**Data for this task**
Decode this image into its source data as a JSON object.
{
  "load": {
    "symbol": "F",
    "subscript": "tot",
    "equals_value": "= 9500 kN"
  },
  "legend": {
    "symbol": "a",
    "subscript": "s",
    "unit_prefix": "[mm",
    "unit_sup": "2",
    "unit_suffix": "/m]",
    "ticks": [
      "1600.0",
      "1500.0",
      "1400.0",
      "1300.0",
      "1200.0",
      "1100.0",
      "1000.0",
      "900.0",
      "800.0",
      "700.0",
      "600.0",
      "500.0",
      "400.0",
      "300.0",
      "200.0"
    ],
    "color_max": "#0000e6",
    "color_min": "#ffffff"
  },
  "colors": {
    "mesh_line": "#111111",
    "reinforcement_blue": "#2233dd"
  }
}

**Set problem**
Reproduce the full set of records precisely.

**Exercise answer**
Decode this image into its source data as a JSON object.
{
  "load": {
    "symbol": "F",
    "subscript": "tot",
    "equals_value": "= 9500 kN"
  },
  "legend": {
    "symbol": "a",
    "subscript": "s",
    "unit_prefix": "[mm",
    "unit_sup": "2",
    "unit_suffix": "/m]",
    "ticks": [
      "1600.0",
      "1500.0",
      "1400.0",
      "1300.0",
      "1200.0",
      "1100.0",
      "1000.0",
      "900.0",
      "800.0",
      "700.0",
      "600.0",
      "500.0",
      "400.0",
      "300.0",
      "200.0"
    ],
    "color_max": "#0000e6",
    "color_min": "#ffffff"
  },
  "colors": {
    "mesh_line": "#111111",
    "reinforcement_blue": "#2233dd"
  }
}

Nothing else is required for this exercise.